_GIVEN RECORDS_
============
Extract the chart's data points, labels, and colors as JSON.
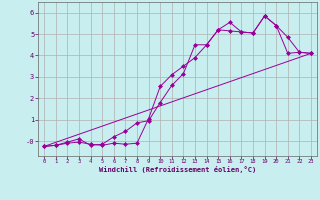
{
  "background_color": "#c8eef0",
  "grid_color": "#b0b0b0",
  "line_color": "#990099",
  "xlabel": "Windchill (Refroidissement éolien,°C)",
  "xlim": [
    -0.5,
    23.5
  ],
  "ylim": [
    -0.7,
    6.5
  ],
  "yticks": [
    0,
    1,
    2,
    3,
    4,
    5,
    6
  ],
  "ytick_labels": [
    "-0",
    "1",
    "2",
    "3",
    "4",
    "5",
    "6"
  ],
  "xticks": [
    0,
    1,
    2,
    3,
    4,
    5,
    6,
    7,
    8,
    9,
    10,
    11,
    12,
    13,
    14,
    15,
    16,
    17,
    18,
    19,
    20,
    21,
    22,
    23
  ],
  "series1_x": [
    0,
    1,
    2,
    3,
    4,
    5,
    6,
    7,
    8,
    9,
    10,
    11,
    12,
    13,
    14,
    15,
    16,
    17,
    18,
    19,
    20,
    21,
    22,
    23
  ],
  "series1_y": [
    -0.25,
    -0.2,
    -0.05,
    0.1,
    -0.2,
    -0.15,
    0.2,
    0.45,
    0.85,
    0.95,
    1.8,
    2.6,
    3.15,
    4.5,
    4.5,
    5.2,
    5.55,
    5.1,
    5.05,
    5.85,
    5.4,
    4.85,
    4.15,
    4.1
  ],
  "series2_x": [
    0,
    1,
    2,
    3,
    4,
    5,
    6,
    7,
    8,
    9,
    10,
    11,
    12,
    13,
    14,
    15,
    16,
    17,
    18,
    19,
    20,
    21,
    22,
    23
  ],
  "series2_y": [
    -0.25,
    -0.2,
    -0.1,
    -0.05,
    -0.15,
    -0.2,
    -0.1,
    -0.15,
    -0.1,
    1.05,
    2.55,
    3.1,
    3.5,
    3.9,
    4.5,
    5.2,
    5.15,
    5.1,
    5.05,
    5.85,
    5.4,
    4.1,
    4.15,
    4.1
  ],
  "series3_x": [
    0,
    23
  ],
  "series3_y": [
    -0.25,
    4.1
  ]
}
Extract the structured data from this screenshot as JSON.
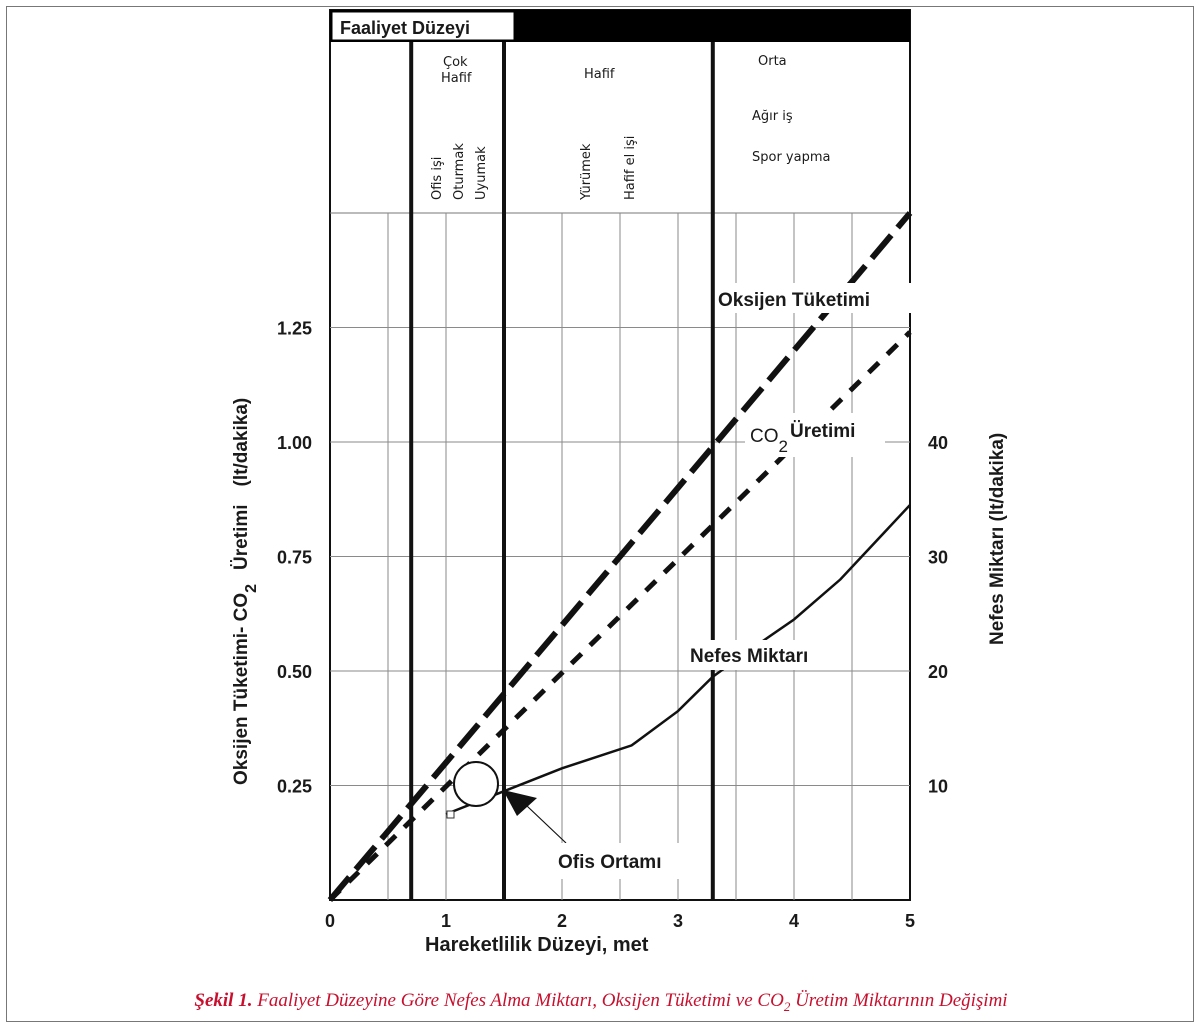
{
  "chart_data": {
    "type": "line",
    "header_title": "Faaliyet Düzeyi",
    "activity_levels": [
      {
        "name": "Çok Hafif",
        "line1": "Çok",
        "line2": "Hafif",
        "activities": [
          "Ofis işi",
          "Oturmak",
          "Uyumak"
        ]
      },
      {
        "name": "Hafif",
        "activities": [
          "Yürümek",
          "Hafif el işi"
        ]
      },
      {
        "name": "Orta",
        "activities": [
          "Ağır iş",
          "Spor yapma"
        ]
      }
    ],
    "level_boundaries_met": [
      0.7,
      1.5,
      3.3
    ],
    "xlabel": "Hareketlilik Düzeyi, met",
    "ylabel_left": "Oksijen Tüketimi- CO₂ Üretimi (lt/dakika)",
    "ylabel_left_parts": {
      "a": "Oksijen Tüketimi- CO",
      "sub": "2",
      "b": "Üretimi",
      "unit": "(lt/dakika)"
    },
    "ylabel_right": "Nefes Miktarı (lt/dakika)",
    "xlim": [
      0,
      5
    ],
    "ylim_left": [
      0,
      1.5
    ],
    "ylim_right": [
      0,
      60
    ],
    "x_ticks": [
      "0",
      "1",
      "2",
      "3",
      "4",
      "5"
    ],
    "y_left_ticks": [
      "0.25",
      "0.50",
      "0.75",
      "1.00",
      "1.25"
    ],
    "y_left_tick_values": [
      0.25,
      0.5,
      0.75,
      1.0,
      1.25
    ],
    "y_right_ticks": [
      "10",
      "20",
      "30",
      "40"
    ],
    "y_right_tick_values": [
      10,
      20,
      30,
      40
    ],
    "series": [
      {
        "name": "Oksijen Tüketimi",
        "style": "dashed",
        "axis": "left",
        "x": [
          0,
          5
        ],
        "y": [
          0,
          1.5
        ]
      },
      {
        "name": "CO₂ Üretimi",
        "name_parts": {
          "a": "CO",
          "sub": "2",
          "b": "Üretimi"
        },
        "style": "dotted",
        "axis": "left",
        "x": [
          0,
          5
        ],
        "y": [
          0,
          1.24
        ]
      },
      {
        "name": "Nefes Miktarı",
        "style": "solid",
        "axis": "right",
        "x": [
          1.0,
          1.5,
          2.0,
          2.6,
          3.0,
          3.3,
          3.6,
          4.0,
          4.4,
          5.0
        ],
        "y": [
          7.5,
          9.5,
          11.5,
          13.5,
          16.5,
          19.5,
          21.7,
          24.5,
          28.0,
          34.5
        ]
      }
    ],
    "annotations": [
      {
        "text": "Ofis Ortamı",
        "x": 1.5,
        "y_right": 10
      }
    ]
  },
  "caption": {
    "label": "Şekil 1.",
    "text_a": "Faaliyet Düzeyine Göre Nefes Alma Miktarı, Oksijen Tüketimi ve CO",
    "sub": "2",
    "text_b": " Üretim Miktarının Değişimi"
  }
}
============
_WORK TO DO_
Copy each line of the preceding data that contains the string "dakika".

_TASK RESPONSE_
    "ylabel_left": "Oksijen Tüketimi- CO₂ Üretimi (lt/dakika)",
      "unit": "(lt/dakika)"
    "ylabel_right": "Nefes Miktarı (lt/dakika)",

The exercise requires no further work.